:: 課題一覧 ::
a – 引用文のうち、「昨日のNY為替市場では、」から「再び円安トレンド回帰への楽観論に傾き始めています。」までを、終わりの語句も含めて一字一句そのまま書き写しなさい。
b – 引用文が昨日のドル円上昇の背景として挙げている要因をすべて列挙しなさい。
c – 引用文によると、昨日のNY為替市場でドル円はいくらまで上昇したか答えなさい。

【今夜21:30 米雇用統計の罠】ファストマネーが怯える「160円の鉄の天井」と介入リスク

本日のテーマ

昨日のNY為替市場では、
イラン情勢の不透明感による原油高(78.51ドル)と米長期金利の上昇(4.684%)、
さらにウォーシュFRB議長が「インフレ指標次第では利上げも辞さず」
と示唆した英FT紙の報道が重なり、
ドル円はストップを巻き込んで158.550まで上昇しました。

重要なテクニカルの節目である200日移動平均線(158円ちょうど付近)を
一時的に回復したことで、
市場は「介入効果はやはり一時的だった」「絶好の押し目買いの好機だ」と、
再び円安トレンド回帰への楽観論に傾き始めています。

そして今夜21:30、市場が固唾をのんで見守る「7月米雇用統計」が発表されます。

データ集からの記録:

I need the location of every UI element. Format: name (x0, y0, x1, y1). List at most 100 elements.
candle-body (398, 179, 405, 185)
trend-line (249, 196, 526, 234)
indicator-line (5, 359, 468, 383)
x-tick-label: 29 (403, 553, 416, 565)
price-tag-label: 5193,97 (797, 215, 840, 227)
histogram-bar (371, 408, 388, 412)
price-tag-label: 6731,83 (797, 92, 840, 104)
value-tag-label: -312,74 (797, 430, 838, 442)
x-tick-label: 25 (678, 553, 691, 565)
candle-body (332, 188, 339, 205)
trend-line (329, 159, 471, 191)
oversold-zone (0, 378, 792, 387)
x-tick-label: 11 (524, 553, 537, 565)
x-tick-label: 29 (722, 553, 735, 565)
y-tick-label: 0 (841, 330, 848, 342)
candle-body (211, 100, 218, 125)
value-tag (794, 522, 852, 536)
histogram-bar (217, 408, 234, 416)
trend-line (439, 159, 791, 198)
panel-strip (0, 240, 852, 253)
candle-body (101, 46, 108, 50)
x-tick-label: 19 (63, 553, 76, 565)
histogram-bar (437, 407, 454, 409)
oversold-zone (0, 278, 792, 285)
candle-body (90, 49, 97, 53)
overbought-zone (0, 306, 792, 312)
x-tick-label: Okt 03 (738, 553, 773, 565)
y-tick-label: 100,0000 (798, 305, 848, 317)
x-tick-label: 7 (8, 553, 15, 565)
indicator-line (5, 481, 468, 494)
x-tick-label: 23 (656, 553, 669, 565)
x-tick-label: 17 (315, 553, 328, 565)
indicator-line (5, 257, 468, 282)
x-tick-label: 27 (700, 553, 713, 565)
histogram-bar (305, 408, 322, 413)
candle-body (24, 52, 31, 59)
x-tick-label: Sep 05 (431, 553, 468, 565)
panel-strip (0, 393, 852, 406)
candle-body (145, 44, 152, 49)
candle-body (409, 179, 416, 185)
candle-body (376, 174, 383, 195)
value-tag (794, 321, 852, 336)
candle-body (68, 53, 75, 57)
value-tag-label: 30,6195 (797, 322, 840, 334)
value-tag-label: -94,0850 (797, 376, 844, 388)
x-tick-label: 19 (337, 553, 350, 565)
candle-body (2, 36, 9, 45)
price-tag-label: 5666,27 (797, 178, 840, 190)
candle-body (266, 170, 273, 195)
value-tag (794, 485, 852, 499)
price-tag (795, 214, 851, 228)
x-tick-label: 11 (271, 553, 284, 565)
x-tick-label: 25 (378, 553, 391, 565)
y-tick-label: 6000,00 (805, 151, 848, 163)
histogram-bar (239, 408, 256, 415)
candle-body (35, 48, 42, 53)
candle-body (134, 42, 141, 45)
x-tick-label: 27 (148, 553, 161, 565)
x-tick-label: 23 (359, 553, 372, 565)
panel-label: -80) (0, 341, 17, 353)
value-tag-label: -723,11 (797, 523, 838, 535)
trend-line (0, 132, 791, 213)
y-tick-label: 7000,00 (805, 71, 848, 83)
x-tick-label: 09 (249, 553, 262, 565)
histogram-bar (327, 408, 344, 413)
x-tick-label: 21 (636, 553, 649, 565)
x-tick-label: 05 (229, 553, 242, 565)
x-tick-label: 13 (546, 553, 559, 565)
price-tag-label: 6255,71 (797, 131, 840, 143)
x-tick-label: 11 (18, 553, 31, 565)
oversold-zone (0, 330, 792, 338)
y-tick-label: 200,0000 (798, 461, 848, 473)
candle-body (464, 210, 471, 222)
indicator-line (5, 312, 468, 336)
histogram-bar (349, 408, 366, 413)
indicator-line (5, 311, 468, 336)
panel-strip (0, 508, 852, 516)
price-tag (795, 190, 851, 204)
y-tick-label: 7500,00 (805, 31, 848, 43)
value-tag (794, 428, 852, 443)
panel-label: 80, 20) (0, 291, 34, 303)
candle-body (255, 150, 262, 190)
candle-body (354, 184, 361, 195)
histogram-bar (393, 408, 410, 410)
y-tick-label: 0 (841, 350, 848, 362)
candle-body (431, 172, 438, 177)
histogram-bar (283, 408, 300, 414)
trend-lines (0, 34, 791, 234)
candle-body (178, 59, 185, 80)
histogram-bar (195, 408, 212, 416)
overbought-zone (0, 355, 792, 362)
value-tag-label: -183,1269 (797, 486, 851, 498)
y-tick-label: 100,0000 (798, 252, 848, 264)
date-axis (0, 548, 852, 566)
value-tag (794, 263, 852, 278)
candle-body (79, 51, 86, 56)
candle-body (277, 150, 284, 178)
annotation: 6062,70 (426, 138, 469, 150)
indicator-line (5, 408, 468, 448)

:: 課題の解答 ::
a –
昨日のNY為替市場では、
イラン情勢の不透明感による原油高(78.51ドル)と米長期金利の上昇(4.684%)、
さらにウォーシュFRB議長が「インフレ指標次第では利上げも辞さず」
と示唆した英FT紙の報道が重なり、
ドル円はストップを巻き込んで158.550まで上昇しました。

重要なテクニカルの節目である200日移動平均線(158円ちょうど付近)を
一時的に回復したことで、
市場は「介入効果はやはり一時的だった」「絶好の押し目買いの好機だ」と、
再び円安トレンド回帰への楽観論に傾き始めています。

b –
・イラン情勢の不透明感による原油高（78.51ドル）
・米長期金利の上昇（4.684%）
・ウォーシュFRB議長が「インフレ指標次第では利上げも辞さず」と示唆したとする英FT紙の報道

c – 158.550まで上昇した。